-- Start --

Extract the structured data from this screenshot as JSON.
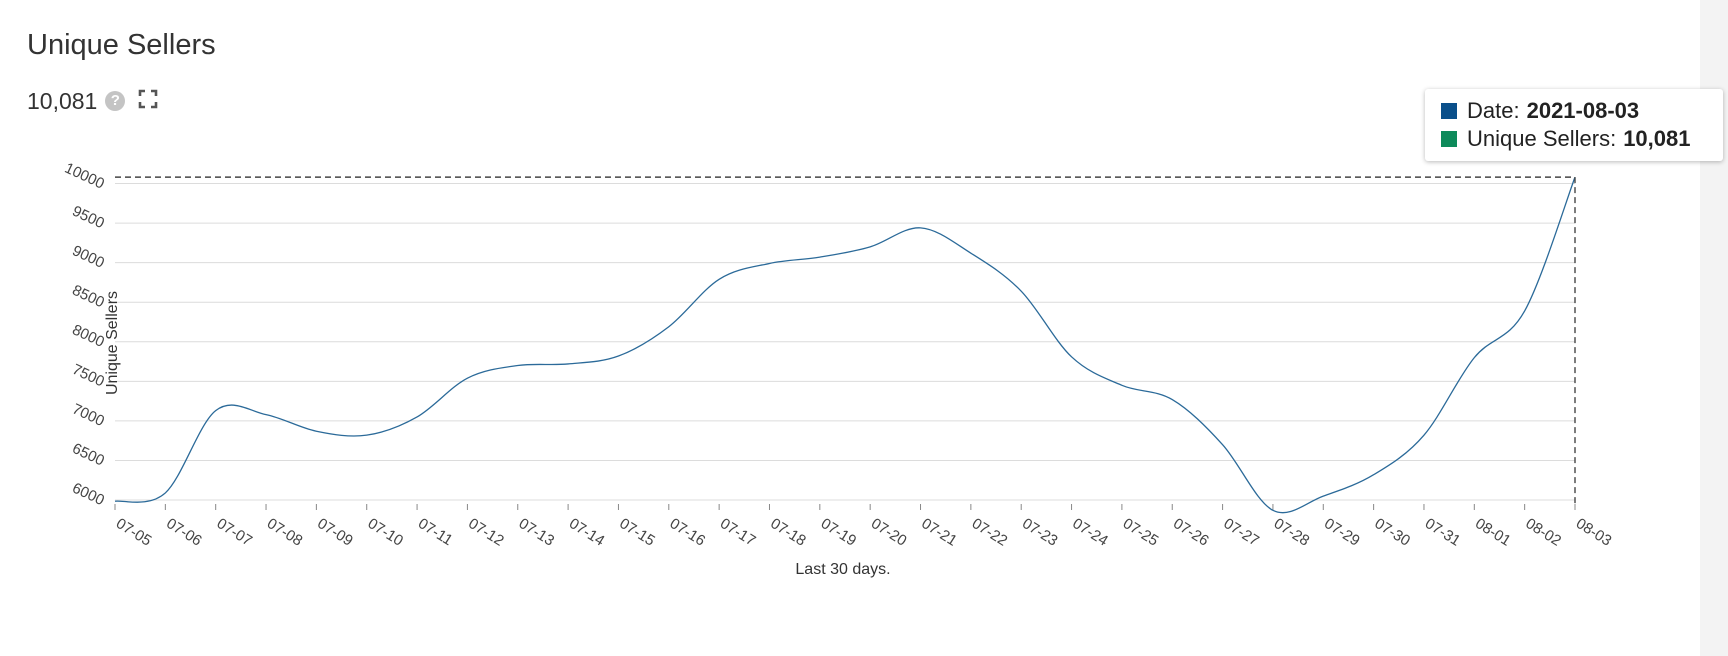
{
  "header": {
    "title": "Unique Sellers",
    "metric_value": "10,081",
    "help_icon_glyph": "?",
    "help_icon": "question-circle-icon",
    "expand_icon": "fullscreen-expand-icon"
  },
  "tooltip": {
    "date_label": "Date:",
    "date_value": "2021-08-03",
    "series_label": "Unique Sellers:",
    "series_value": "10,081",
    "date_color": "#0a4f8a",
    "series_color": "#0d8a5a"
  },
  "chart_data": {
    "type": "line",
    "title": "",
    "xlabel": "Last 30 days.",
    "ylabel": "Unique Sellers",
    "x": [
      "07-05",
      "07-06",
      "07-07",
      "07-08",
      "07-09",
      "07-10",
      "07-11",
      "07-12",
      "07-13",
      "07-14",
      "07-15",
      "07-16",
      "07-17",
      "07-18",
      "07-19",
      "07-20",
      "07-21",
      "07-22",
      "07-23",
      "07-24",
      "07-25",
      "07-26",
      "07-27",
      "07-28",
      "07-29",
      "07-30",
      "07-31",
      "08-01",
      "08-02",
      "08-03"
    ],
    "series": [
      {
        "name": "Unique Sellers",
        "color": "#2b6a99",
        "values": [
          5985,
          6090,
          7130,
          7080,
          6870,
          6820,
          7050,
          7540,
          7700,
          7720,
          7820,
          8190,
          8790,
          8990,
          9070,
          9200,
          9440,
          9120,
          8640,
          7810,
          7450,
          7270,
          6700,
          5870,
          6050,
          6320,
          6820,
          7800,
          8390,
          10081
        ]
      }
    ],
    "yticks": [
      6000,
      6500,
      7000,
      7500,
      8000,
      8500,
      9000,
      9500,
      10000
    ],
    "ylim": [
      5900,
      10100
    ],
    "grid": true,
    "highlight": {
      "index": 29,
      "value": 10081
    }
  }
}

-- End --

SET PROBLEM — Make an exact copy of the records shown above, without the pictures.

TASK RESULT —
Extract the structured data from this screenshot as JSON.
{
  "header": {
    "title": "Unique Sellers",
    "metric_value": "10,081",
    "help_icon_glyph": "?",
    "help_icon": "question-circle-icon",
    "expand_icon": "fullscreen-expand-icon"
  },
  "tooltip": {
    "date_label": "Date:",
    "date_value": "2021-08-03",
    "series_label": "Unique Sellers:",
    "series_value": "10,081",
    "date_color": "#0a4f8a",
    "series_color": "#0d8a5a"
  },
  "chart_data": {
    "type": "line",
    "title": "",
    "xlabel": "Last 30 days.",
    "ylabel": "Unique Sellers",
    "x": [
      "07-05",
      "07-06",
      "07-07",
      "07-08",
      "07-09",
      "07-10",
      "07-11",
      "07-12",
      "07-13",
      "07-14",
      "07-15",
      "07-16",
      "07-17",
      "07-18",
      "07-19",
      "07-20",
      "07-21",
      "07-22",
      "07-23",
      "07-24",
      "07-25",
      "07-26",
      "07-27",
      "07-28",
      "07-29",
      "07-30",
      "07-31",
      "08-01",
      "08-02",
      "08-03"
    ],
    "series": [
      {
        "name": "Unique Sellers",
        "color": "#2b6a99",
        "values": [
          5985,
          6090,
          7130,
          7080,
          6870,
          6820,
          7050,
          7540,
          7700,
          7720,
          7820,
          8190,
          8790,
          8990,
          9070,
          9200,
          9440,
          9120,
          8640,
          7810,
          7450,
          7270,
          6700,
          5870,
          6050,
          6320,
          6820,
          7800,
          8390,
          10081
        ]
      }
    ],
    "yticks": [
      6000,
      6500,
      7000,
      7500,
      8000,
      8500,
      9000,
      9500,
      10000
    ],
    "ylim": [
      5900,
      10100
    ],
    "grid": true,
    "highlight": {
      "index": 29,
      "value": 10081
    }
  }
}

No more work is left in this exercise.